• [Do this]: Reproduce all of the material exactly as shown.

[Saved entries]
..........

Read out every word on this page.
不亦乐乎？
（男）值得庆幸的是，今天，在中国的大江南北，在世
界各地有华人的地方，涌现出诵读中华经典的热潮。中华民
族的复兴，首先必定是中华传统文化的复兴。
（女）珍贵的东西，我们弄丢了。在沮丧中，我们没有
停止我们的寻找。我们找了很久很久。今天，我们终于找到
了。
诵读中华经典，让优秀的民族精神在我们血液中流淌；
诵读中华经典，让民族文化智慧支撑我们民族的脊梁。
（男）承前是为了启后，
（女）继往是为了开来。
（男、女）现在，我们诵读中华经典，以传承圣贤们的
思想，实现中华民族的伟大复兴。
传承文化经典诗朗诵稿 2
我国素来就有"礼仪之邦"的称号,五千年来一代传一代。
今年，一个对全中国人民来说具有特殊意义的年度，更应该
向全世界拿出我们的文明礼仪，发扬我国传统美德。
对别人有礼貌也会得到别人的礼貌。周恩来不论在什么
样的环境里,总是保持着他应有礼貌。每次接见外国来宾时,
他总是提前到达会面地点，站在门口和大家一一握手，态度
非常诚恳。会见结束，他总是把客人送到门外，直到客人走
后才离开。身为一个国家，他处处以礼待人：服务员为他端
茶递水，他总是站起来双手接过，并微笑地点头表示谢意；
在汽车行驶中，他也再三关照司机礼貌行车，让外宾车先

..........

• [Solution to the exercise]:
Read out every word on this page.
不亦乐乎？
（男）值得庆幸的是，今天，在中国的大江南北，在世
界各地有华人的地方，涌现出诵读中华经典的热潮。中华民
族的复兴，首先必定是中华传统文化的复兴。
（女）珍贵的东西，我们弄丢了。在沮丧中，我们没有
停止我们的寻找。我们找了很久很久。今天，我们终于找到
了。
诵读中华经典，让优秀的民族精神在我们血液中流淌；
诵读中华经典，让民族文化智慧支撑我们民族的脊梁。
（男）承前是为了启后，
（女）继往是为了开来。
（男、女）现在，我们诵读中华经典，以传承圣贤们的
思想，实现中华民族的伟大复兴。
传承文化经典诗朗诵稿 2
我国素来就有"礼仪之邦"的称号,五千年来一代传一代。
今年，一个对全中国人民来说具有特殊意义的年度，更应该
向全世界拿出我们的文明礼仪，发扬我国传统美德。
对别人有礼貌也会得到别人的礼貌。周恩来不论在什么
样的环境里,总是保持着他应有礼貌。每次接见外国来宾时,
他总是提前到达会面地点，站在门口和大家一一握手，态度
非常诚恳。会见结束，他总是把客人送到门外，直到客人走
后才离开。身为一个国家，他处处以礼待人：服务员为他端
茶递水，他总是站起来双手接过，并微笑地点头表示谢意；
在汽车行驶中，他也再三关照司机礼貌行车，让外宾车先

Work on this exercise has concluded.